MATERIAL TO PROCESS start

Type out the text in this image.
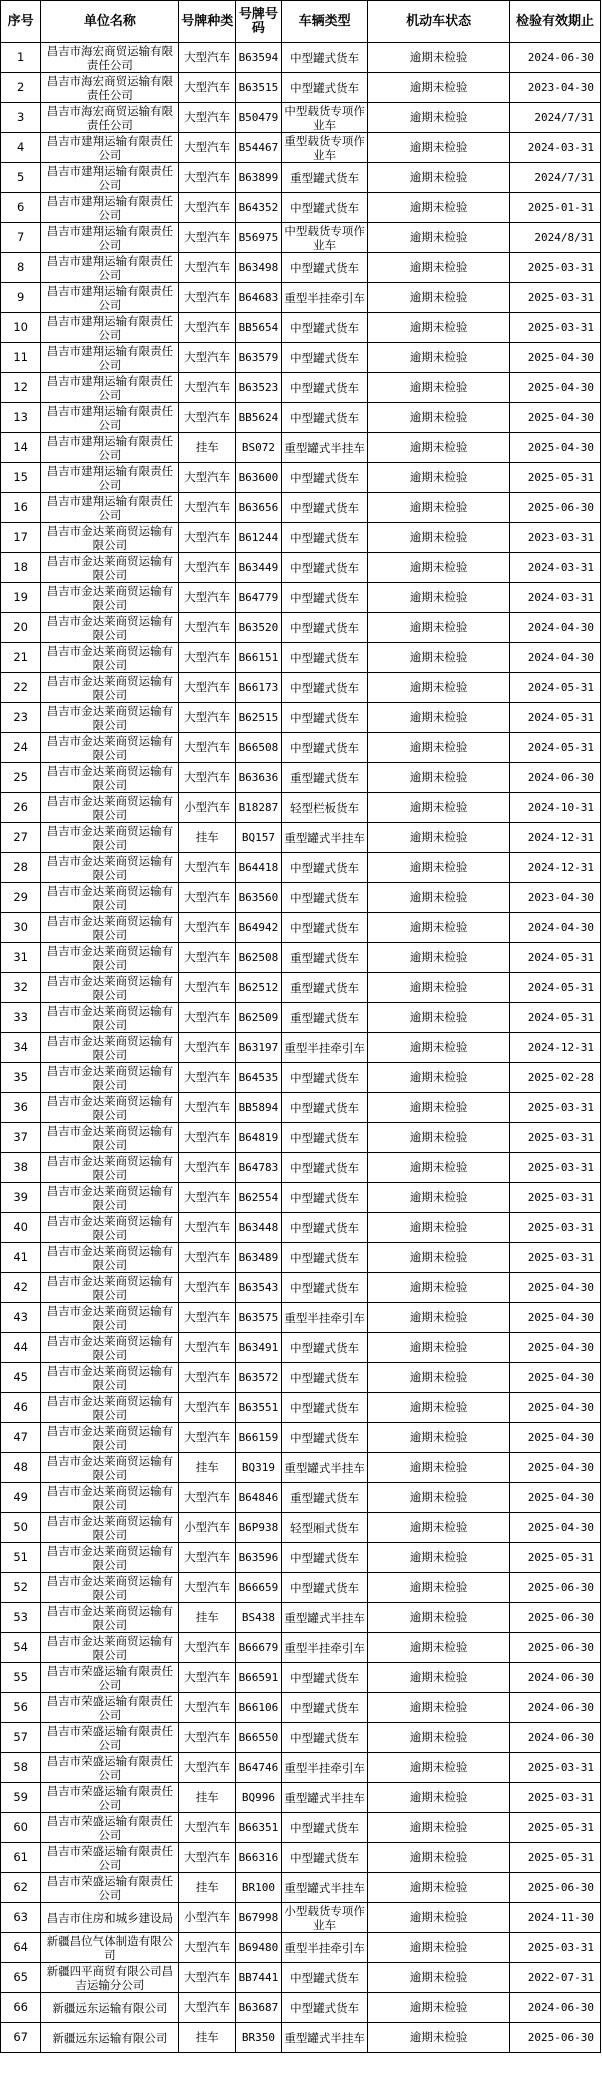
序号	单位名称	号牌种类	号牌号码	车辆类型	机动车状态	检验有效期止
1	昌吉市海宏商贸运输有限责任公司	大型汽车	B63594	中型罐式货车	逾期未检验	2024-06-30
2	昌吉市海宏商贸运输有限责任公司	大型汽车	B63515	中型罐式货车	逾期未检验	2023-04-30
3	昌吉市海宏商贸运输有限责任公司	大型汽车	B50479	中型载货专项作业车	逾期未检验	2024/7/31
4	昌吉市建翔运输有限责任公司	大型汽车	B54467	重型载货专项作业车	逾期未检验	2024-03-31
5	昌吉市建翔运输有限责任公司	大型汽车	B63899	重型罐式货车	逾期未检验	2024/7/31
6	昌吉市建翔运输有限责任公司	大型汽车	B64352	中型罐式货车	逾期未检验	2025-01-31
7	昌吉市建翔运输有限责任公司	大型汽车	B56975	中型载货专项作业车	逾期未检验	2024/8/31
8	昌吉市建翔运输有限责任公司	大型汽车	B63498	中型罐式货车	逾期未检验	2025-03-31
9	昌吉市建翔运输有限责任公司	大型汽车	B64683	重型半挂牵引车	逾期未检验	2025-03-31
10	昌吉市建翔运输有限责任公司	大型汽车	BB5654	中型罐式货车	逾期未检验	2025-03-31
11	昌吉市建翔运输有限责任公司	大型汽车	B63579	中型罐式货车	逾期未检验	2025-04-30
12	昌吉市建翔运输有限责任公司	大型汽车	B63523	中型罐式货车	逾期未检验	2025-04-30
13	昌吉市建翔运输有限责任公司	大型汽车	BB5624	中型罐式货车	逾期未检验	2025-04-30
14	昌吉市建翔运输有限责任公司	挂车	BS072	重型罐式半挂车	逾期未检验	2025-04-30
15	昌吉市建翔运输有限责任公司	大型汽车	B63600	中型罐式货车	逾期未检验	2025-05-31
16	昌吉市建翔运输有限责任公司	大型汽车	B63656	中型罐式货车	逾期未检验	2025-06-30
17	昌吉市金达莱商贸运输有限公司	大型汽车	B61244	中型罐式货车	逾期未检验	2023-03-31
18	昌吉市金达莱商贸运输有限公司	大型汽车	B63449	中型罐式货车	逾期未检验	2024-03-31
19	昌吉市金达莱商贸运输有限公司	大型汽车	B64779	中型罐式货车	逾期未检验	2024-03-31
20	昌吉市金达莱商贸运输有限公司	大型汽车	B63520	中型罐式货车	逾期未检验	2024-04-30
21	昌吉市金达莱商贸运输有限公司	大型汽车	B66151	中型罐式货车	逾期未检验	2024-04-30
22	昌吉市金达莱商贸运输有限公司	大型汽车	B66173	中型罐式货车	逾期未检验	2024-05-31
23	昌吉市金达莱商贸运输有限公司	大型汽车	B62515	中型罐式货车	逾期未检验	2024-05-31
24	昌吉市金达莱商贸运输有限公司	大型汽车	B66508	中型罐式货车	逾期未检验	2024-05-31
25	昌吉市金达莱商贸运输有限公司	大型汽车	B63636	重型罐式货车	逾期未检验	2024-06-30
26	昌吉市金达莱商贸运输有限公司	小型汽车	B18287	轻型栏板货车	逾期未检验	2024-10-31
27	昌吉市金达莱商贸运输有限公司	挂车	BQ157	重型罐式半挂车	逾期未检验	2024-12-31
28	昌吉市金达莱商贸运输有限公司	大型汽车	B64418	中型罐式货车	逾期未检验	2024-12-31
29	昌吉市金达莱商贸运输有限公司	大型汽车	B63560	中型罐式货车	逾期未检验	2023-04-30
30	昌吉市金达莱商贸运输有限公司	大型汽车	B64942	中型罐式货车	逾期未检验	2024-04-30
31	昌吉市金达莱商贸运输有限公司	大型汽车	B62508	重型罐式货车	逾期未检验	2024-05-31
32	昌吉市金达莱商贸运输有限公司	大型汽车	B62512	重型罐式货车	逾期未检验	2024-05-31
33	昌吉市金达莱商贸运输有限公司	大型汽车	B62509	重型罐式货车	逾期未检验	2024-05-31
34	昌吉市金达莱商贸运输有限公司	大型汽车	B63197	重型半挂牵引车	逾期未检验	2024-12-31
35	昌吉市金达莱商贸运输有限公司	大型汽车	B64535	中型罐式货车	逾期未检验	2025-02-28
36	昌吉市金达莱商贸运输有限公司	大型汽车	BB5894	中型罐式货车	逾期未检验	2025-03-31
37	昌吉市金达莱商贸运输有限公司	大型汽车	B64819	中型罐式货车	逾期未检验	2025-03-31
38	昌吉市金达莱商贸运输有限公司	大型汽车	B64783	中型罐式货车	逾期未检验	2025-03-31
39	昌吉市金达莱商贸运输有限公司	大型汽车	B62554	中型罐式货车	逾期未检验	2025-03-31
40	昌吉市金达莱商贸运输有限公司	大型汽车	B63448	中型罐式货车	逾期未检验	2025-03-31
41	昌吉市金达莱商贸运输有限公司	大型汽车	B63489	中型罐式货车	逾期未检验	2025-03-31
42	昌吉市金达莱商贸运输有限公司	大型汽车	B63543	中型罐式货车	逾期未检验	2025-04-30
43	昌吉市金达莱商贸运输有限公司	大型汽车	B63575	重型半挂牵引车	逾期未检验	2025-04-30
44	昌吉市金达莱商贸运输有限公司	大型汽车	B63491	中型罐式货车	逾期未检验	2025-04-30
45	昌吉市金达莱商贸运输有限公司	大型汽车	B63572	中型罐式货车	逾期未检验	2025-04-30
46	昌吉市金达莱商贸运输有限公司	大型汽车	B63551	中型罐式货车	逾期未检验	2025-04-30
47	昌吉市金达莱商贸运输有限公司	大型汽车	B66159	中型罐式货车	逾期未检验	2025-04-30
48	昌吉市金达莱商贸运输有限公司	挂车	BQ319	重型罐式半挂车	逾期未检验	2025-04-30
49	昌吉市金达莱商贸运输有限公司	大型汽车	B64846	重型罐式货车	逾期未检验	2025-04-30
50	昌吉市金达莱商贸运输有限公司	小型汽车	B6P938	轻型厢式货车	逾期未检验	2025-04-30
51	昌吉市金达莱商贸运输有限公司	大型汽车	B63596	中型罐式货车	逾期未检验	2025-05-31
52	昌吉市金达莱商贸运输有限公司	大型汽车	B66659	中型罐式货车	逾期未检验	2025-06-30
53	昌吉市金达莱商贸运输有限公司	挂车	BS438	重型罐式半挂车	逾期未检验	2025-06-30
54	昌吉市金达莱商贸运输有限公司	大型汽车	B66679	重型半挂牵引车	逾期未检验	2025-06-30
55	昌吉市荣盛运输有限责任公司	大型汽车	B66591	中型罐式货车	逾期未检验	2024-06-30
56	昌吉市荣盛运输有限责任公司	大型汽车	B66106	中型罐式货车	逾期未检验	2024-06-30
57	昌吉市荣盛运输有限责任公司	大型汽车	B66550	中型罐式货车	逾期未检验	2024-06-30
58	昌吉市荣盛运输有限责任公司	大型汽车	B64746	重型半挂牵引车	逾期未检验	2025-03-31
59	昌吉市荣盛运输有限责任公司	挂车	BQ996	重型罐式半挂车	逾期未检验	2025-03-31
60	昌吉市荣盛运输有限责任公司	大型汽车	B66351	中型罐式货车	逾期未检验	2025-05-31
61	昌吉市荣盛运输有限责任公司	大型汽车	B66316	中型罐式货车	逾期未检验	2025-05-31
62	昌吉市荣盛运输有限责任公司	挂车	BR100	重型罐式半挂车	逾期未检验	2025-06-30
63	昌吉市住房和城乡建设局	小型汽车	B67998	小型载货专项作业车	逾期未检验	2024-11-30
64	新疆昌位气体制造有限公司	大型汽车	B69480	重型半挂牵引车	逾期未检验	2025-03-31
65	新疆四平商贸有限公司昌吉运输分公司	大型汽车	BB7441	中型罐式货车	逾期未检验	2022-07-31
66	新疆远东运输有限公司	大型汽车	B63687	中型罐式货车	逾期未检验	2024-06-30
67	新疆远东运输有限公司	挂车	BR350	重型罐式半挂车	逾期未检验	2025-06-30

MATERIAL TO PROCESS end

Copy all the lines above that hold the string "昌吉市海宏商贸运输有限责任公司".

1	昌吉市海宏商贸运输有限责任公司	大型汽车	B63594	中型罐式货车	逾期未检验	2024-06-30
2	昌吉市海宏商贸运输有限责任公司	大型汽车	B63515	中型罐式货车	逾期未检验	2023-04-30
3	昌吉市海宏商贸运输有限责任公司	大型汽车	B50479	中型载货专项作业车	逾期未检验	2024/7/31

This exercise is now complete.